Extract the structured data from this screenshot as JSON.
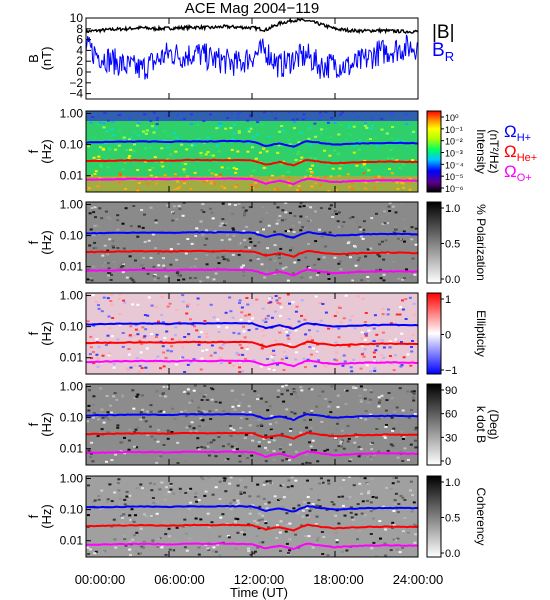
{
  "title": "ACE Mag 2004−119",
  "x_axis": {
    "label": "Time (UT)",
    "ticks": [
      "00:00:00",
      "06:00:00",
      "12:00:00",
      "18:00:00",
      "24:00:00"
    ],
    "tick_hours": [
      0,
      6,
      12,
      18,
      24
    ]
  },
  "gyro_lines": [
    {
      "label": "Ω",
      "sub": "H+",
      "color": "#0000ff"
    },
    {
      "label": "Ω",
      "sub": "He+",
      "color": "#ff0000"
    },
    {
      "label": "Ω",
      "sub": "O+",
      "color": "#ff00ff"
    }
  ],
  "panels": [
    {
      "id": "bfield",
      "ylabel_lines": [
        "B",
        "(nT)"
      ],
      "yticks": [
        "10",
        "8",
        "6",
        "4",
        "2",
        "0",
        "−2",
        "−4"
      ],
      "legend": [
        {
          "text": "|B|",
          "color": "#000000"
        },
        {
          "text": "B",
          "sub": "R",
          "color": "#0000ff"
        }
      ]
    },
    {
      "id": "intensity",
      "ylabel_lines": [
        "f",
        "(Hz)"
      ],
      "yticks": [
        "1.00",
        "0.10",
        "0.01"
      ],
      "cbar_label_lines": [
        "Intensity",
        "(nT²/Hz)"
      ],
      "cbar_ticks": [
        "10⁰",
        "10⁻¹",
        "10⁻²",
        "10⁻³",
        "10⁻⁴",
        "10⁻⁵",
        "10⁻⁶"
      ]
    },
    {
      "id": "polarization",
      "ylabel_lines": [
        "f",
        "(Hz)"
      ],
      "yticks": [
        "1.00",
        "0.10",
        "0.01"
      ],
      "cbar_label_lines": [
        "% Polarization"
      ],
      "cbar_ticks": [
        "1.0",
        "0.5",
        "0.0"
      ]
    },
    {
      "id": "ellipticity",
      "ylabel_lines": [
        "f",
        "(Hz)"
      ],
      "yticks": [
        "1.00",
        "0.10",
        "0.01"
      ],
      "cbar_label_lines": [
        "Ellipticity"
      ],
      "cbar_ticks": [
        "1",
        "0",
        "−1"
      ]
    },
    {
      "id": "kdotb",
      "ylabel_lines": [
        "f",
        "(Hz)"
      ],
      "yticks": [
        "1.00",
        "0.10",
        "0.01"
      ],
      "cbar_label_lines": [
        "k dot B",
        "(Deg)"
      ],
      "cbar_ticks": [
        "90",
        "60",
        "30",
        "0"
      ]
    },
    {
      "id": "coherency",
      "ylabel_lines": [
        "f",
        "(Hz)"
      ],
      "yticks": [
        "1.00",
        "0.10",
        "0.01"
      ],
      "cbar_label_lines": [
        "Coherency"
      ],
      "cbar_ticks": [
        "1.0",
        "0.5",
        "0.0"
      ]
    }
  ],
  "chart_data": {
    "type": "line",
    "title": "ACE Mag 2004−119",
    "xlabel": "Time (UT)",
    "xlim": [
      0,
      24
    ],
    "x_hours": [
      0,
      1,
      2,
      3,
      4,
      5,
      6,
      7,
      8,
      9,
      10,
      11,
      12,
      13,
      14,
      15,
      16,
      17,
      18,
      19,
      20,
      21,
      22,
      23,
      24
    ],
    "field_panel": {
      "ylabel": "B (nT)",
      "ylim": [
        -5,
        10
      ],
      "series": [
        {
          "name": "|B|",
          "color": "#000000",
          "values": [
            7.5,
            7.7,
            7.9,
            8.0,
            8.2,
            8.0,
            8.1,
            8.2,
            8.3,
            8.2,
            8.4,
            8.3,
            8.2,
            7.8,
            9.0,
            9.6,
            9.5,
            8.8,
            8.0,
            7.7,
            7.6,
            7.7,
            7.6,
            7.5,
            7.5
          ]
        },
        {
          "name": "B",
          "name_sub": "R",
          "color": "#0000ff",
          "values": [
            4.5,
            3.0,
            2.0,
            1.0,
            0.5,
            2.0,
            3.5,
            3.0,
            3.5,
            2.5,
            2.0,
            1.5,
            3.0,
            4.0,
            1.0,
            2.5,
            3.0,
            1.0,
            1.5,
            1.0,
            2.0,
            3.5,
            4.0,
            4.5,
            4.8
          ]
        }
      ]
    },
    "gyrofrequency_hz": {
      "ylabel": "f (Hz)",
      "yscale": "log",
      "ylim": [
        0.003,
        1.2
      ],
      "series": [
        {
          "name": "ΩH+",
          "color": "#0000ff",
          "values": [
            0.118,
            0.12,
            0.122,
            0.124,
            0.126,
            0.124,
            0.122,
            0.126,
            0.128,
            0.126,
            0.129,
            0.127,
            0.125,
            0.09,
            0.11,
            0.085,
            0.13,
            0.112,
            0.1,
            0.105,
            0.11,
            0.112,
            0.114,
            0.112,
            0.11
          ]
        },
        {
          "name": "ΩHe+",
          "color": "#ff0000",
          "values": [
            0.0295,
            0.03,
            0.0305,
            0.031,
            0.0315,
            0.031,
            0.0305,
            0.0315,
            0.032,
            0.0315,
            0.0322,
            0.0318,
            0.0312,
            0.0225,
            0.0275,
            0.0212,
            0.0325,
            0.028,
            0.025,
            0.0262,
            0.0275,
            0.028,
            0.0285,
            0.028,
            0.0275
          ]
        },
        {
          "name": "ΩO+",
          "color": "#ff00ff",
          "values": [
            0.0074,
            0.0075,
            0.0076,
            0.0078,
            0.0079,
            0.0078,
            0.0076,
            0.0079,
            0.008,
            0.0079,
            0.0081,
            0.0079,
            0.0078,
            0.0056,
            0.0069,
            0.0053,
            0.0081,
            0.007,
            0.0062,
            0.0066,
            0.0069,
            0.007,
            0.0071,
            0.007,
            0.0069
          ]
        }
      ]
    }
  }
}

◆ **The task**:
Show all lines from the data above in which the word "title" appears.

◆ **Task output**:
  "title": "ACE Mag 2004−119",
    "title": "ACE Mag 2004−119",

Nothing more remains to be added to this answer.